__EXERCISE DIRECTIONS__
The records below must be copied in full; omit the images.

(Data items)

-- begin --

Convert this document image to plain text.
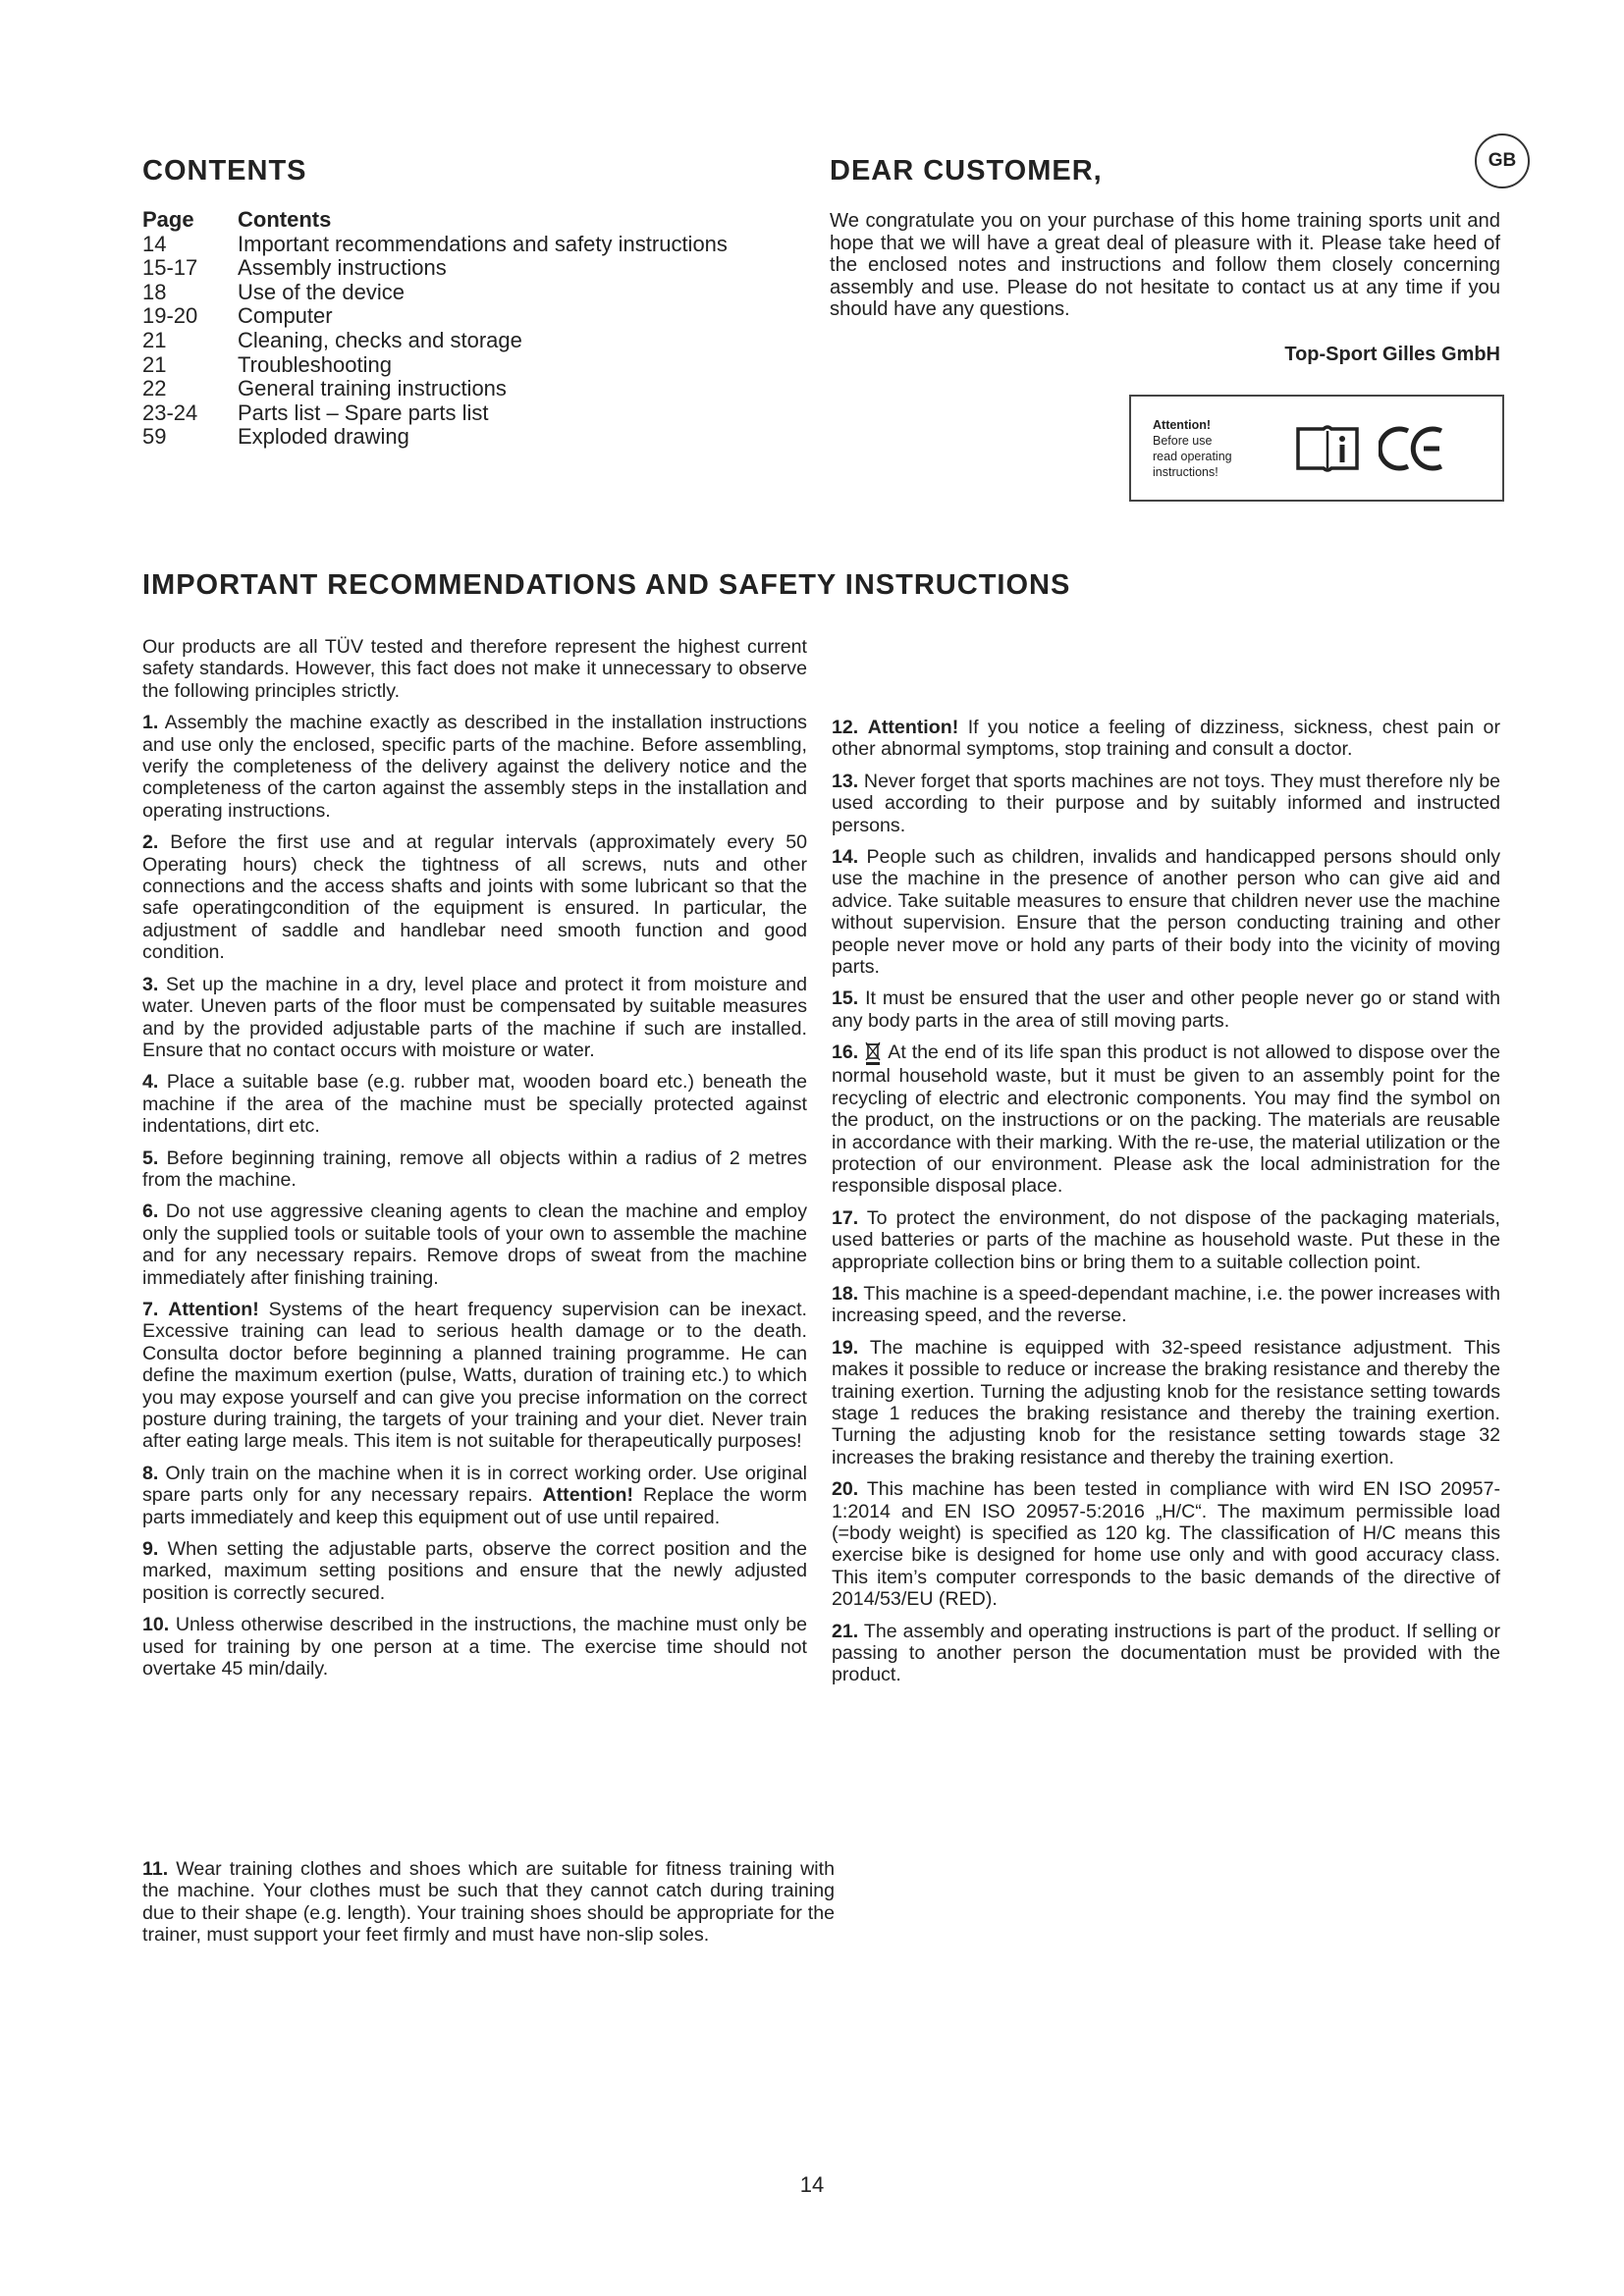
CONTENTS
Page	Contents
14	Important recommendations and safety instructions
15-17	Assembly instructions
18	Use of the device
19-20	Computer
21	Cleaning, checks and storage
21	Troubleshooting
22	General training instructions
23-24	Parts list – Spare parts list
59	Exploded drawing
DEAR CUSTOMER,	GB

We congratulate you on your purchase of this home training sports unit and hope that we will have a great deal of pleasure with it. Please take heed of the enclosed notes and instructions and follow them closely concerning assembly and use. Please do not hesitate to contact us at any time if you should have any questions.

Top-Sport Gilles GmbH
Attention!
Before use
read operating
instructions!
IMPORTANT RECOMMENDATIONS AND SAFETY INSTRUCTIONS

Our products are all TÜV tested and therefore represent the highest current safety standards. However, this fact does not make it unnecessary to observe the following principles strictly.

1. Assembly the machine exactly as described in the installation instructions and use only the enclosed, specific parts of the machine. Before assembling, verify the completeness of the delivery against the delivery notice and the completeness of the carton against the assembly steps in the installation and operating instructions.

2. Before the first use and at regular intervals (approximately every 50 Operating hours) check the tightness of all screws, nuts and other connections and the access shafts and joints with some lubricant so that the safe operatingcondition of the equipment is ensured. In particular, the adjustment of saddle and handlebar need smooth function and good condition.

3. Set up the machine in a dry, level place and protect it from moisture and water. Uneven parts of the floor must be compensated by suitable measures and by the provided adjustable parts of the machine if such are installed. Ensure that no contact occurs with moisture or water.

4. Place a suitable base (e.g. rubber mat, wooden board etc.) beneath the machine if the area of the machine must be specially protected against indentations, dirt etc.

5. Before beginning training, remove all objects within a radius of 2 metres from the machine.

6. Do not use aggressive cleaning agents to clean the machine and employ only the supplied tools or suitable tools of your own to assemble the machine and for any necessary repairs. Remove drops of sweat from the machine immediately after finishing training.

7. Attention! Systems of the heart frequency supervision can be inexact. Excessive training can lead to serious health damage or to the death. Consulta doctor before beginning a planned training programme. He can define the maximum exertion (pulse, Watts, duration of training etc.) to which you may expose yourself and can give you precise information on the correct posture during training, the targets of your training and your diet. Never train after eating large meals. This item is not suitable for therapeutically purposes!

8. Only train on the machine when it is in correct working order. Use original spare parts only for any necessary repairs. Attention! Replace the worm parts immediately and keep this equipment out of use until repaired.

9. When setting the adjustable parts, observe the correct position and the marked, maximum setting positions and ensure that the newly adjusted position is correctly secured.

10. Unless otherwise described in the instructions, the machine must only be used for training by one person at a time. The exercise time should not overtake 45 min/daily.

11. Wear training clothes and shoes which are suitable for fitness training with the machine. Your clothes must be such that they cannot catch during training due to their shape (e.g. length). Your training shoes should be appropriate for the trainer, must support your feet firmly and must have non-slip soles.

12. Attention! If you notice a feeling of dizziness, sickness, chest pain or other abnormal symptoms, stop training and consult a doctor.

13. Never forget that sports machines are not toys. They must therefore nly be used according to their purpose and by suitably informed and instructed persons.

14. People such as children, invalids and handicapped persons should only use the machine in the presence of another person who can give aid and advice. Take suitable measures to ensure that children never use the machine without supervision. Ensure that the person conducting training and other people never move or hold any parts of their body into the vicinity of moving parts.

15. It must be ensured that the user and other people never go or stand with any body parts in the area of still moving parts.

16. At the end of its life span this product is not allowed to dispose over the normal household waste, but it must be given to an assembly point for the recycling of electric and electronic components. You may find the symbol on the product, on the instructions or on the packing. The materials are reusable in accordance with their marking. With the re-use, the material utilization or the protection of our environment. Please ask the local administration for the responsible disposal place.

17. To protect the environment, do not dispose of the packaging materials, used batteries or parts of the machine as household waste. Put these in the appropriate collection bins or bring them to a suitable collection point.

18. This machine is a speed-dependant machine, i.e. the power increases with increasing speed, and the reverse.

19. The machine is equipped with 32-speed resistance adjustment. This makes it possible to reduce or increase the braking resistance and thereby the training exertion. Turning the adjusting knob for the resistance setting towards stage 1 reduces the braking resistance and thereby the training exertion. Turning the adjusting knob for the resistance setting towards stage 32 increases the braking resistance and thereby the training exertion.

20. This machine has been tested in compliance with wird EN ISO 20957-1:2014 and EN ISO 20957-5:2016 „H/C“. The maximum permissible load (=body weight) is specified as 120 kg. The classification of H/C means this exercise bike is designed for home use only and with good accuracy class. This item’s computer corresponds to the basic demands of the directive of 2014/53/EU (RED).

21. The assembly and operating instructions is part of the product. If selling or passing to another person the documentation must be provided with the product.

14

-- end --

__RESULT OF THE EXERCISE__
Convert this document image to plain text.
CONTENTS
Page	Contents
14	Important recommendations and safety instructions
15-17	Assembly instructions
18	Use of the device
19-20	Computer
21	Cleaning, checks and storage
21	Troubleshooting
22	General training instructions
23-24	Parts list – Spare parts list
59	Exploded drawing
DEAR CUSTOMER,	GB

We congratulate you on your purchase of this home training sports unit and hope that we will have a great deal of pleasure with it. Please take heed of the enclosed notes and instructions and follow them closely concerning assembly and use. Please do not hesitate to contact us at any time if you should have any questions.

Top-Sport Gilles GmbH
Attention!
Before use
read operating
instructions!
IMPORTANT RECOMMENDATIONS AND SAFETY INSTRUCTIONS

Our products are all TÜV tested and therefore represent the highest current safety standards. However, this fact does not make it unnecessary to observe the following principles strictly.

1. Assembly the machine exactly as described in the installation instructions and use only the enclosed, specific parts of the machine. Before assembling, verify the completeness of the delivery against the delivery notice and the completeness of the carton against the assembly steps in the installation and operating instructions.

2. Before the first use and at regular intervals (approximately every 50 Operating hours) check the tightness of all screws, nuts and other connections and the access shafts and joints with some lubricant so that the safe operatingcondition of the equipment is ensured. In particular, the adjustment of saddle and handlebar need smooth function and good condition.

3. Set up the machine in a dry, level place and protect it from moisture and water. Uneven parts of the floor must be compensated by suitable measures and by the provided adjustable parts of the machine if such are installed. Ensure that no contact occurs with moisture or water.

4. Place a suitable base (e.g. rubber mat, wooden board etc.) beneath the machine if the area of the machine must be specially protected against indentations, dirt etc.

5. Before beginning training, remove all objects within a radius of 2 metres from the machine.

6. Do not use aggressive cleaning agents to clean the machine and employ only the supplied tools or suitable tools of your own to assemble the machine and for any necessary repairs. Remove drops of sweat from the machine immediately after finishing training.

7. Attention! Systems of the heart frequency supervision can be inexact. Excessive training can lead to serious health damage or to the death. Consulta doctor before beginning a planned training programme. He can define the maximum exertion (pulse, Watts, duration of training etc.) to which you may expose yourself and can give you precise information on the correct posture during training, the targets of your training and your diet. Never train after eating large meals. This item is not suitable for therapeutically purposes!

8. Only train on the machine when it is in correct working order. Use original spare parts only for any necessary repairs. Attention! Replace the worm parts immediately and keep this equipment out of use until repaired.

9. When setting the adjustable parts, observe the correct position and the marked, maximum setting positions and ensure that the newly adjusted position is correctly secured.

10. Unless otherwise described in the instructions, the machine must only be used for training by one person at a time. The exercise time should not overtake 45 min/daily.

11. Wear training clothes and shoes which are suitable for fitness training with the machine. Your clothes must be such that they cannot catch during training due to their shape (e.g. length). Your training shoes should be appropriate for the trainer, must support your feet firmly and must have non-slip soles.

12. Attention! If you notice a feeling of dizziness, sickness, chest pain or other abnormal symptoms, stop training and consult a doctor.

13. Never forget that sports machines are not toys. They must therefore nly be used according to their purpose and by suitably informed and instructed persons.

14. People such as children, invalids and handicapped persons should only use the machine in the presence of another person who can give aid and advice. Take suitable measures to ensure that children never use the machine without supervision. Ensure that the person conducting training and other people never move or hold any parts of their body into the vicinity of moving parts.

15. It must be ensured that the user and other people never go or stand with any body parts in the area of still moving parts.

16. At the end of its life span this product is not allowed to dispose over the normal household waste, but it must be given to an assembly point for the recycling of electric and electronic components. You may find the symbol on the product, on the instructions or on the packing. The materials are reusable in accordance with their marking. With the re-use, the material utilization or the protection of our environment. Please ask the local administration for the responsible disposal place.

17. To protect the environment, do not dispose of the packaging materials, used batteries or parts of the machine as household waste. Put these in the appropriate collection bins or bring them to a suitable collection point.

18. This machine is a speed-dependant machine, i.e. the power increases with increasing speed, and the reverse.

19. The machine is equipped with 32-speed resistance adjustment. This makes it possible to reduce or increase the braking resistance and thereby the training exertion. Turning the adjusting knob for the resistance setting towards stage 1 reduces the braking resistance and thereby the training exertion. Turning the adjusting knob for the resistance setting towards stage 32 increases the braking resistance and thereby the training exertion.

20. This machine has been tested in compliance with wird EN ISO 20957-1:2014 and EN ISO 20957-5:2016 „H/C“. The maximum permissible load (=body weight) is specified as 120 kg. The classification of H/C means this exercise bike is designed for home use only and with good accuracy class. This item’s computer corresponds to the basic demands of the directive of 2014/53/EU (RED).

21. The assembly and operating instructions is part of the product. If selling or passing to another person the documentation must be provided with the product.

14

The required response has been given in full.